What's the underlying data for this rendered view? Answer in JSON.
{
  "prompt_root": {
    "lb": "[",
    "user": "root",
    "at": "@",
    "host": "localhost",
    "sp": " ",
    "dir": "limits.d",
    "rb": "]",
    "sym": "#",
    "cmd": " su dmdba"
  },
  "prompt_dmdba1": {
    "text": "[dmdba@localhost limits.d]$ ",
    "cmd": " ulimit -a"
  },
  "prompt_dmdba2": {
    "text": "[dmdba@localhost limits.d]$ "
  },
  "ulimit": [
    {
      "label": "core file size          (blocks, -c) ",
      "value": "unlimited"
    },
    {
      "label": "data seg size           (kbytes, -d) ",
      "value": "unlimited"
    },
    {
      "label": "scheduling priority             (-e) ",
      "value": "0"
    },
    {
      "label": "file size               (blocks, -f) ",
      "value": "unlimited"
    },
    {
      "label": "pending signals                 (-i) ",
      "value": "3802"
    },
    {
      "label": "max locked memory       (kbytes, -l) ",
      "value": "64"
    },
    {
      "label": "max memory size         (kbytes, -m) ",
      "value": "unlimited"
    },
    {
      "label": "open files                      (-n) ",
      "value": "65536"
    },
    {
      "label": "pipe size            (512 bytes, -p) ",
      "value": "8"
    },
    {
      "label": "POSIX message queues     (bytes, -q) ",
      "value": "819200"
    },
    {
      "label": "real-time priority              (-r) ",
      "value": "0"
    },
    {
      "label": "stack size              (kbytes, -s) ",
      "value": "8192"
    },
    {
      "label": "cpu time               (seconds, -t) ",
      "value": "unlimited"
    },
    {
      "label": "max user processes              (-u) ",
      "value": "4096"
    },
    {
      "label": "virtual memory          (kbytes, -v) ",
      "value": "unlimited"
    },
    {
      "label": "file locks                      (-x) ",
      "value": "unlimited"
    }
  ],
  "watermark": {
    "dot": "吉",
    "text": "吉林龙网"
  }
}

====

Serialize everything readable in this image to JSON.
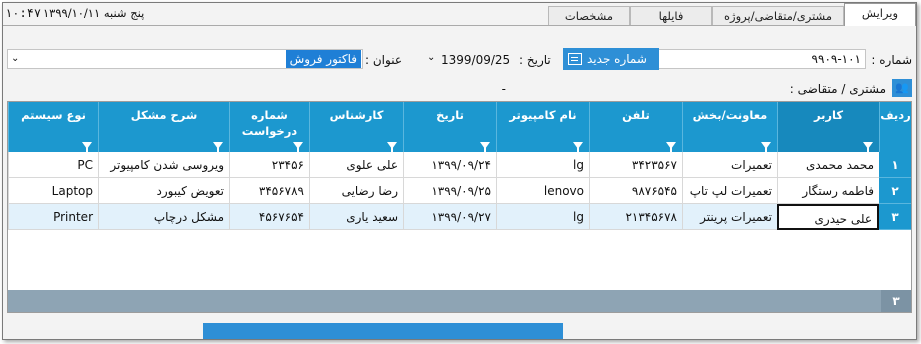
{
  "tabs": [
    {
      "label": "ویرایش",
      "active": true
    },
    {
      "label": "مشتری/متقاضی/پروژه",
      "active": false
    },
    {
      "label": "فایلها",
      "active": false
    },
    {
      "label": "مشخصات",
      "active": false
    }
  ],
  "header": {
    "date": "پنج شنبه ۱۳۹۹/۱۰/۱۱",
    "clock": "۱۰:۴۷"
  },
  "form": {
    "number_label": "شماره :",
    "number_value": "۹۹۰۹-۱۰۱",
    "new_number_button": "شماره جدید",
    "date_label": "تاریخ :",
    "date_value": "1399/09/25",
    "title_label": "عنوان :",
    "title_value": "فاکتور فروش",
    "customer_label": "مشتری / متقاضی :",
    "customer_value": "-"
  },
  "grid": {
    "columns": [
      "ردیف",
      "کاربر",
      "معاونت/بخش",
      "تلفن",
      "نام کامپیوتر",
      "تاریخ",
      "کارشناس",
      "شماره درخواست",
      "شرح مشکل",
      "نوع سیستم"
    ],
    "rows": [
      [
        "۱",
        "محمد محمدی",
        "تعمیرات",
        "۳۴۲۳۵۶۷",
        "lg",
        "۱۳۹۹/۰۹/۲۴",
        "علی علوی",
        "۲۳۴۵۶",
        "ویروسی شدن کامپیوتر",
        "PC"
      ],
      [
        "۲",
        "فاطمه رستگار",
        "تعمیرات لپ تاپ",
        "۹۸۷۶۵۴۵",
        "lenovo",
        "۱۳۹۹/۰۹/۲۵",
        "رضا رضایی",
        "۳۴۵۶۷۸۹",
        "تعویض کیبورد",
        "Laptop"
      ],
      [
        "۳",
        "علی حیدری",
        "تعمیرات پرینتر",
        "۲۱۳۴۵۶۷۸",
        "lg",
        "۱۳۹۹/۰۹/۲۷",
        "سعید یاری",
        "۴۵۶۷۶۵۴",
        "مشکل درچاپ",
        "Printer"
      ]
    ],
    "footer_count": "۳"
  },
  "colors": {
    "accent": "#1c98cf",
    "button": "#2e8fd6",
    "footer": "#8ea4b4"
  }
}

====

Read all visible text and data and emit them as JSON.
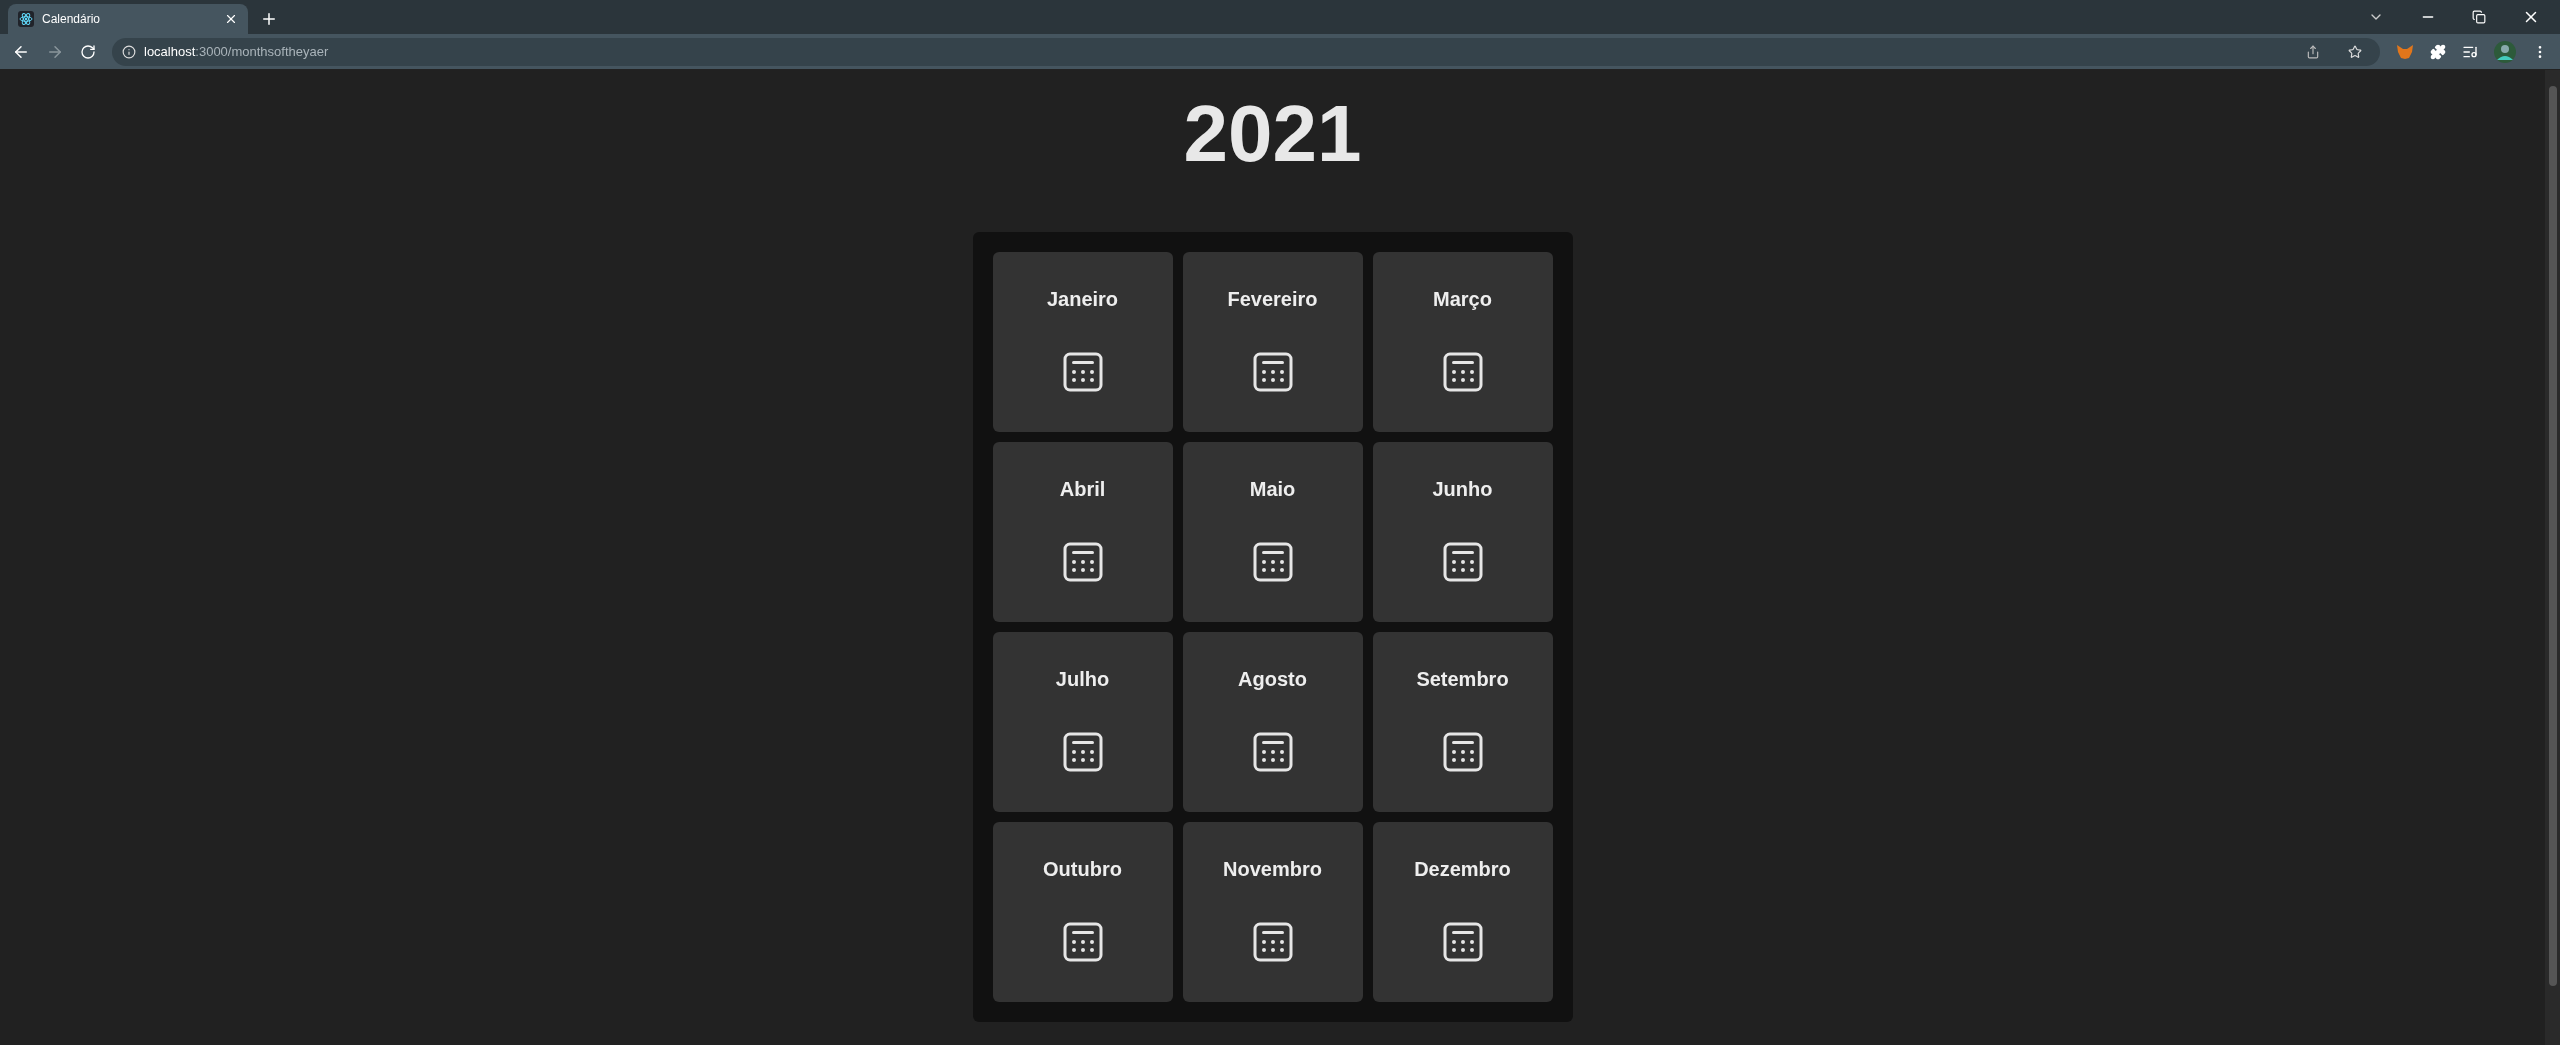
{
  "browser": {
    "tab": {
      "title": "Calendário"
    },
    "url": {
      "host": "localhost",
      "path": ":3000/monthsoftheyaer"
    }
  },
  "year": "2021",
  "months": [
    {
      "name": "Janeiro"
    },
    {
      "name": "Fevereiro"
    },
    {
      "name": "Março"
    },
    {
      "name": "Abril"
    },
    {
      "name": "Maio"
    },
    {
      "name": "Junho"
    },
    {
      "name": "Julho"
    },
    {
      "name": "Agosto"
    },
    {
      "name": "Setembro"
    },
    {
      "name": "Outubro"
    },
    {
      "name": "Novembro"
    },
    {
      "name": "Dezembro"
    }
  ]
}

====

Pull out each line of the entries that contains "localhost".

TASK RESPONSE:
    "host": "localhost",
    "text": "[dmdba@localhost limits.d]$ ",
    "text": "[dmdba@localhost limits.d]$ "
      "host": "localhost",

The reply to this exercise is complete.